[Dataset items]
* * * * *

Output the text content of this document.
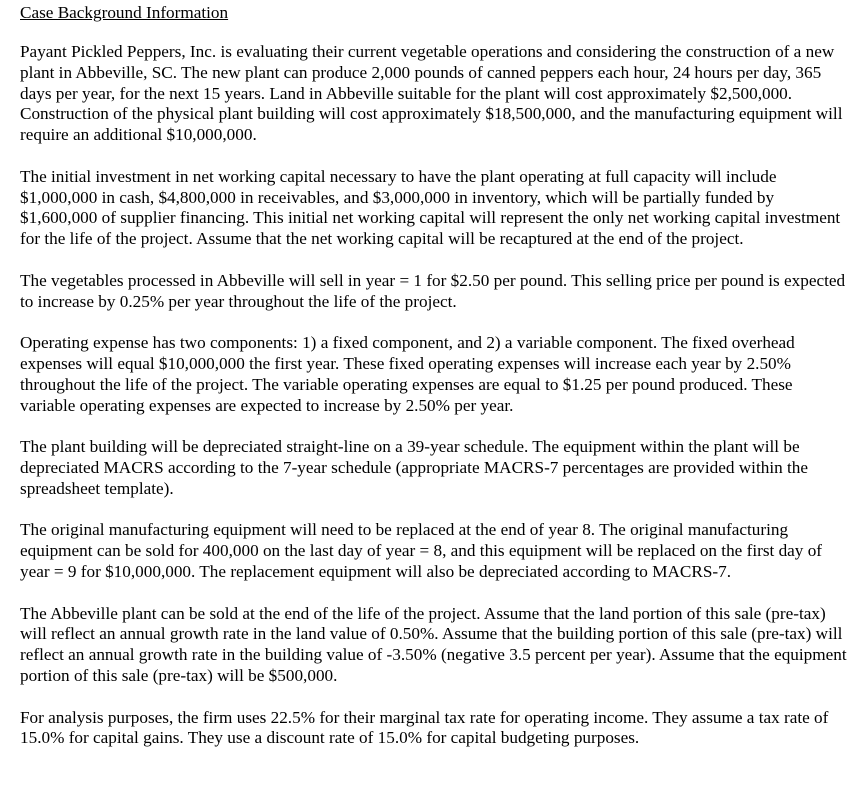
Case Background Information

Payant Pickled Peppers, Inc. is evaluating their current vegetable operations and considering the construction of a new plant in Abbeville, SC. The new plant can produce 2,000 pounds of canned peppers each hour, 24 hours per day, 365 days per year, for the next 15 years. Land in Abbeville suitable for the plant will cost approximately $2,500,000. Construction of the physical plant building will cost approximately $18,500,000, and the manufacturing equipment will require an additional $10,000,000.

The initial investment in net working capital necessary to have the plant operating at full capacity will include $1,000,000 in cash, $4,800,000 in receivables, and $3,000,000 in inventory, which will be partially funded by $1,600,000 of supplier financing. This initial net working capital will represent the only net working capital investment for the life of the project. Assume that the net working capital will be recaptured at the end of the project.

The vegetables processed in Abbeville will sell in year = 1 for $2.50 per pound. This selling price per pound is expected to increase by 0.25% per year throughout the life of the project.

Operating expense has two components: 1) a fixed component, and 2) a variable component. The fixed overhead expenses will equal $10,000,000 the first year. These fixed operating expenses will increase each year by 2.50% throughout the life of the project. The variable operating expenses are equal to $1.25 per pound produced. These variable operating expenses are expected to increase by 2.50% per year.

The plant building will be depreciated straight-line on a 39-year schedule. The equipment within the plant will be depreciated MACRS according to the 7-year schedule (appropriate MACRS-7 percentages are provided within the spreadsheet template).

The original manufacturing equipment will need to be replaced at the end of year 8. The original manufacturing equipment can be sold for 400,000 on the last day of year = 8, and this equipment will be replaced on the first day of year = 9 for $10,000,000. The replacement equipment will also be depreciated according to MACRS-7.

The Abbeville plant can be sold at the end of the life of the project. Assume that the land portion of this sale (pre-tax) will reflect an annual growth rate in the land value of 0.50%. Assume that the building portion of this sale (pre-tax) will reflect an annual growth rate in the building value of -3.50% (negative 3.5 percent per year). Assume that the equipment portion of this sale (pre-tax) will be $500,000.

For analysis purposes, the firm uses 22.5% for their marginal tax rate for operating income. They assume a tax rate of 15.0% for capital gains. They use a discount rate of 15.0% for capital budgeting purposes.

* * * * *

▸ DIRECTION
Omit every picture, and otherwise quote the entries exactly.

▸ RESPONSE TO THE TASK
Output the text content of this document.
Case Background Information

Payant Pickled Peppers, Inc. is evaluating their current vegetable operations and considering the construction of a new plant in Abbeville, SC. The new plant can produce 2,000 pounds of canned peppers each hour, 24 hours per day, 365 days per year, for the next 15 years. Land in Abbeville suitable for the plant will cost approximately $2,500,000. Construction of the physical plant building will cost approximately $18,500,000, and the manufacturing equipment will require an additional $10,000,000.

The initial investment in net working capital necessary to have the plant operating at full capacity will include $1,000,000 in cash, $4,800,000 in receivables, and $3,000,000 in inventory, which will be partially funded by $1,600,000 of supplier financing. This initial net working capital will represent the only net working capital investment for the life of the project. Assume that the net working capital will be recaptured at the end of the project.

The vegetables processed in Abbeville will sell in year = 1 for $2.50 per pound. This selling price per pound is expected to increase by 0.25% per year throughout the life of the project.

Operating expense has two components: 1) a fixed component, and 2) a variable component. The fixed overhead expenses will equal $10,000,000 the first year. These fixed operating expenses will increase each year by 2.50% throughout the life of the project. The variable operating expenses are equal to $1.25 per pound produced. These variable operating expenses are expected to increase by 2.50% per year.

The plant building will be depreciated straight-line on a 39-year schedule. The equipment within the plant will be depreciated MACRS according to the 7-year schedule (appropriate MACRS-7 percentages are provided within the spreadsheet template).

The original manufacturing equipment will need to be replaced at the end of year 8. The original manufacturing equipment can be sold for 400,000 on the last day of year = 8, and this equipment will be replaced on the first day of year = 9 for $10,000,000. The replacement equipment will also be depreciated according to MACRS-7.

The Abbeville plant can be sold at the end of the life of the project. Assume that the land portion of this sale (pre-tax) will reflect an annual growth rate in the land value of 0.50%. Assume that the building portion of this sale (pre-tax) will reflect an annual growth rate in the building value of -3.50% (negative 3.5 percent per year). Assume that the equipment portion of this sale (pre-tax) will be $500,000.

For analysis purposes, the firm uses 22.5% for their marginal tax rate for operating income. They assume a tax rate of 15.0% for capital gains. They use a discount rate of 15.0% for capital budgeting purposes.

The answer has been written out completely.